• **Exercise instructions**
Return every record verbatim.

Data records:
★ ★ ★
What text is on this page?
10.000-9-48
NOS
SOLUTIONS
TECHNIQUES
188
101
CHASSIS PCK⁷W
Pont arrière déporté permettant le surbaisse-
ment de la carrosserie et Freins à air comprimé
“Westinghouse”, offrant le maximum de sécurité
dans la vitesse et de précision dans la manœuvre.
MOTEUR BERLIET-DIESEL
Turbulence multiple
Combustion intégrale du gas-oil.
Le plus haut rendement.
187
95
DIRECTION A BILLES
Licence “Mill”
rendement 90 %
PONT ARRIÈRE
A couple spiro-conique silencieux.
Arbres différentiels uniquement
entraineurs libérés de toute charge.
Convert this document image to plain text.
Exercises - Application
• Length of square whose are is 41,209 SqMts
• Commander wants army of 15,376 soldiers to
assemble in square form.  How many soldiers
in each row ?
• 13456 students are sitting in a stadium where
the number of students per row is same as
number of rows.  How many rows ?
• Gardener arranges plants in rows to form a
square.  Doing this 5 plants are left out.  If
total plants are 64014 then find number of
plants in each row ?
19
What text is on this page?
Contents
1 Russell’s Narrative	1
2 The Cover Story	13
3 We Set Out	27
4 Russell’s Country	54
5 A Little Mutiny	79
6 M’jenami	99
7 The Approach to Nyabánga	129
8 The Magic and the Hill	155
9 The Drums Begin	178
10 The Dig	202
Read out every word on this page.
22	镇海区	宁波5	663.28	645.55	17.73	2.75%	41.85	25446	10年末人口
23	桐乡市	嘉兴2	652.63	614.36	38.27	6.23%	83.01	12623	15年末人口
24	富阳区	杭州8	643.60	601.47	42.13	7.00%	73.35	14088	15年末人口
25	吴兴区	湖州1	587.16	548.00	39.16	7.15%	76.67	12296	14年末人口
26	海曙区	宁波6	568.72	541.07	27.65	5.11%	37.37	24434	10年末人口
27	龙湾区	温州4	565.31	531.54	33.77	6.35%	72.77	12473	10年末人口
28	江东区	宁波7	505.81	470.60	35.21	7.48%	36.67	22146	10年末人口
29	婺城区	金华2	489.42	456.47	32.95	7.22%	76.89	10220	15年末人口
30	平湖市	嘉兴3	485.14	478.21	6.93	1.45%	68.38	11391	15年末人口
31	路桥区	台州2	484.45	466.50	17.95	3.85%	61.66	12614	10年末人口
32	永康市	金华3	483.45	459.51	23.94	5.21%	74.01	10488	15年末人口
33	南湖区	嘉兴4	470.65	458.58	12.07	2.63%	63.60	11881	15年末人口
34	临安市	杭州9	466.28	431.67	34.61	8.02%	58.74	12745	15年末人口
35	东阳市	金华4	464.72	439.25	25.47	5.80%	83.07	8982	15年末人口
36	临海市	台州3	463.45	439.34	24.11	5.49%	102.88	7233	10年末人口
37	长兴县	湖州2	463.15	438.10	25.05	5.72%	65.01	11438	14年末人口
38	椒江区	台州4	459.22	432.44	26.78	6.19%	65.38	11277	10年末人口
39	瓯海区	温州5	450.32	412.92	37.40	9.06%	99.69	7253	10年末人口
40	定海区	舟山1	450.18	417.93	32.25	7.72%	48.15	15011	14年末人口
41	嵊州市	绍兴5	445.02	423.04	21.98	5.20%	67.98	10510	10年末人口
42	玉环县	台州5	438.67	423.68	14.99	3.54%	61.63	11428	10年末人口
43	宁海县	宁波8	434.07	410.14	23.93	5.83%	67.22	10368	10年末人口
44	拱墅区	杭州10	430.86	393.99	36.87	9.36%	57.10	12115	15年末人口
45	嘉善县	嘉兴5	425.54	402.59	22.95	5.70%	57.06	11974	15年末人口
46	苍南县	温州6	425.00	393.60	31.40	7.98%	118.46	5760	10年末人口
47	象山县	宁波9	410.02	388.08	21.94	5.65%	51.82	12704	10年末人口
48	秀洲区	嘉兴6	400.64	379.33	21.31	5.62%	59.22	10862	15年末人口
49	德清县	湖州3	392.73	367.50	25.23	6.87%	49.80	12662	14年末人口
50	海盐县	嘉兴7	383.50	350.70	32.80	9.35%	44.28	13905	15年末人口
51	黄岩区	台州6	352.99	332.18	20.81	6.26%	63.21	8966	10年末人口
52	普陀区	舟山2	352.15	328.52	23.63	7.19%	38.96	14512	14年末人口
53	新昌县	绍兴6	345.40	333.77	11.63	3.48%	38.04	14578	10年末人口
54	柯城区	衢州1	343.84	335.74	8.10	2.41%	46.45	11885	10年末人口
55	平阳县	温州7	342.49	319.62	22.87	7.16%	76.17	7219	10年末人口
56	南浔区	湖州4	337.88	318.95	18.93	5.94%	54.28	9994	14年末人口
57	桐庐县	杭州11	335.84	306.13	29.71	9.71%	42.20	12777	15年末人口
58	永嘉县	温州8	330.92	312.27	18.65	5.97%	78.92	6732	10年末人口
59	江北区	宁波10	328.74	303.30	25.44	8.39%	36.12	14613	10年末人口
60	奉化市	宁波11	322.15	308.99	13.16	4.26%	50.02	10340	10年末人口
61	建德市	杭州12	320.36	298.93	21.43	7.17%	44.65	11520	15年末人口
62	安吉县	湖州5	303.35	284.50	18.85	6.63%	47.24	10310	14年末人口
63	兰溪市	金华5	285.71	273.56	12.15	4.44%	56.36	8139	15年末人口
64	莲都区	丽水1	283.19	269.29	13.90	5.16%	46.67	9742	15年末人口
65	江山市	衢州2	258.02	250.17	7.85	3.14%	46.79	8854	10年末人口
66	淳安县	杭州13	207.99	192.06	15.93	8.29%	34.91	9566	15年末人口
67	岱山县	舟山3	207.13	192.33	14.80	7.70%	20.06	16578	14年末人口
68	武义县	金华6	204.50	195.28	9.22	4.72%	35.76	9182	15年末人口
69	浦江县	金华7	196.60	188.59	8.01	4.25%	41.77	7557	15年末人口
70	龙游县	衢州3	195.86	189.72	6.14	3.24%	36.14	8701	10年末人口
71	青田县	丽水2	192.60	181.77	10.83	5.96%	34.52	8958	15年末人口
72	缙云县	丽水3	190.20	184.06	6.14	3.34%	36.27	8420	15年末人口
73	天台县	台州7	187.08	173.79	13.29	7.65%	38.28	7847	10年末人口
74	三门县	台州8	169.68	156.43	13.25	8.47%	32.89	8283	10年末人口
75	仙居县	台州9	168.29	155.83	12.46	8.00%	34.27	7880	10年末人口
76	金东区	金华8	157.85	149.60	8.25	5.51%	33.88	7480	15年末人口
★ ★ ★
• **Full solution**
What text is on this page?
10.000-9-48
NOS
SOLUTIONS
TECHNIQUES
188
101
CHASSIS PCK⁷W
Pont arrière déporté permettant le surbaisse-
ment de la carrosserie et Freins à air comprimé
“Westinghouse”, offrant le maximum de sécurité
dans la vitesse et de précision dans la manœuvre.
MOTEUR BERLIET-DIESEL
Turbulence multiple
Combustion intégrale du gas-oil.
Le plus haut rendement.
187
95
DIRECTION A BILLES
Licence “Mill”
rendement 90 %
PONT ARRIÈRE
A couple spiro-conique silencieux.
Arbres différentiels uniquement
entraineurs libérés de toute charge.
Convert this document image to plain text.
Exercises - Application
• Length of square whose are is 41,209 SqMts
• Commander wants army of 15,376 soldiers to
assemble in square form.  How many soldiers
in each row ?
• 13456 students are sitting in a stadium where
the number of students per row is same as
number of rows.  How many rows ?
• Gardener arranges plants in rows to form a
square.  Doing this 5 plants are left out.  If
total plants are 64014 then find number of
plants in each row ?
19
What text is on this page?
Contents
1 Russell’s Narrative	1
2 The Cover Story	13
3 We Set Out	27
4 Russell’s Country	54
5 A Little Mutiny	79
6 M’jenami	99
7 The Approach to Nyabánga	129
8 The Magic and the Hill	155
9 The Drums Begin	178
10 The Dig	202
Read out every word on this page.
22	镇海区	宁波5	663.28	645.55	17.73	2.75%	41.85	25446	10年末人口
23	桐乡市	嘉兴2	652.63	614.36	38.27	6.23%	83.01	12623	15年末人口
24	富阳区	杭州8	643.60	601.47	42.13	7.00%	73.35	14088	15年末人口
25	吴兴区	湖州1	587.16	548.00	39.16	7.15%	76.67	12296	14年末人口
26	海曙区	宁波6	568.72	541.07	27.65	5.11%	37.37	24434	10年末人口
27	龙湾区	温州4	565.31	531.54	33.77	6.35%	72.77	12473	10年末人口
28	江东区	宁波7	505.81	470.60	35.21	7.48%	36.67	22146	10年末人口
29	婺城区	金华2	489.42	456.47	32.95	7.22%	76.89	10220	15年末人口
30	平湖市	嘉兴3	485.14	478.21	6.93	1.45%	68.38	11391	15年末人口
31	路桥区	台州2	484.45	466.50	17.95	3.85%	61.66	12614	10年末人口
32	永康市	金华3	483.45	459.51	23.94	5.21%	74.01	10488	15年末人口
33	南湖区	嘉兴4	470.65	458.58	12.07	2.63%	63.60	11881	15年末人口
34	临安市	杭州9	466.28	431.67	34.61	8.02%	58.74	12745	15年末人口
35	东阳市	金华4	464.72	439.25	25.47	5.80%	83.07	8982	15年末人口
36	临海市	台州3	463.45	439.34	24.11	5.49%	102.88	7233	10年末人口
37	长兴县	湖州2	463.15	438.10	25.05	5.72%	65.01	11438	14年末人口
38	椒江区	台州4	459.22	432.44	26.78	6.19%	65.38	11277	10年末人口
39	瓯海区	温州5	450.32	412.92	37.40	9.06%	99.69	7253	10年末人口
40	定海区	舟山1	450.18	417.93	32.25	7.72%	48.15	15011	14年末人口
41	嵊州市	绍兴5	445.02	423.04	21.98	5.20%	67.98	10510	10年末人口
42	玉环县	台州5	438.67	423.68	14.99	3.54%	61.63	11428	10年末人口
43	宁海县	宁波8	434.07	410.14	23.93	5.83%	67.22	10368	10年末人口
44	拱墅区	杭州10	430.86	393.99	36.87	9.36%	57.10	12115	15年末人口
45	嘉善县	嘉兴5	425.54	402.59	22.95	5.70%	57.06	11974	15年末人口
46	苍南县	温州6	425.00	393.60	31.40	7.98%	118.46	5760	10年末人口
47	象山县	宁波9	410.02	388.08	21.94	5.65%	51.82	12704	10年末人口
48	秀洲区	嘉兴6	400.64	379.33	21.31	5.62%	59.22	10862	15年末人口
49	德清县	湖州3	392.73	367.50	25.23	6.87%	49.80	12662	14年末人口
50	海盐县	嘉兴7	383.50	350.70	32.80	9.35%	44.28	13905	15年末人口
51	黄岩区	台州6	352.99	332.18	20.81	6.26%	63.21	8966	10年末人口
52	普陀区	舟山2	352.15	328.52	23.63	7.19%	38.96	14512	14年末人口
53	新昌县	绍兴6	345.40	333.77	11.63	3.48%	38.04	14578	10年末人口
54	柯城区	衢州1	343.84	335.74	8.10	2.41%	46.45	11885	10年末人口
55	平阳县	温州7	342.49	319.62	22.87	7.16%	76.17	7219	10年末人口
56	南浔区	湖州4	337.88	318.95	18.93	5.94%	54.28	9994	14年末人口
57	桐庐县	杭州11	335.84	306.13	29.71	9.71%	42.20	12777	15年末人口
58	永嘉县	温州8	330.92	312.27	18.65	5.97%	78.92	6732	10年末人口
59	江北区	宁波10	328.74	303.30	25.44	8.39%	36.12	14613	10年末人口
60	奉化市	宁波11	322.15	308.99	13.16	4.26%	50.02	10340	10年末人口
61	建德市	杭州12	320.36	298.93	21.43	7.17%	44.65	11520	15年末人口
62	安吉县	湖州5	303.35	284.50	18.85	6.63%	47.24	10310	14年末人口
63	兰溪市	金华5	285.71	273.56	12.15	4.44%	56.36	8139	15年末人口
64	莲都区	丽水1	283.19	269.29	13.90	5.16%	46.67	9742	15年末人口
65	江山市	衢州2	258.02	250.17	7.85	3.14%	46.79	8854	10年末人口
66	淳安县	杭州13	207.99	192.06	15.93	8.29%	34.91	9566	15年末人口
67	岱山县	舟山3	207.13	192.33	14.80	7.70%	20.06	16578	14年末人口
68	武义县	金华6	204.50	195.28	9.22	4.72%	35.76	9182	15年末人口
69	浦江县	金华7	196.60	188.59	8.01	4.25%	41.77	7557	15年末人口
70	龙游县	衢州3	195.86	189.72	6.14	3.24%	36.14	8701	10年末人口
71	青田县	丽水2	192.60	181.77	10.83	5.96%	34.52	8958	15年末人口
72	缙云县	丽水3	190.20	184.06	6.14	3.34%	36.27	8420	15年末人口
73	天台县	台州7	187.08	173.79	13.29	7.65%	38.28	7847	10年末人口
74	三门县	台州8	169.68	156.43	13.25	8.47%	32.89	8283	10年末人口
75	仙居县	台州9	168.29	155.83	12.46	8.00%	34.27	7880	10年末人口
76	金东区	金华8	157.85	149.60	8.25	5.51%	33.88	7480	15年末人口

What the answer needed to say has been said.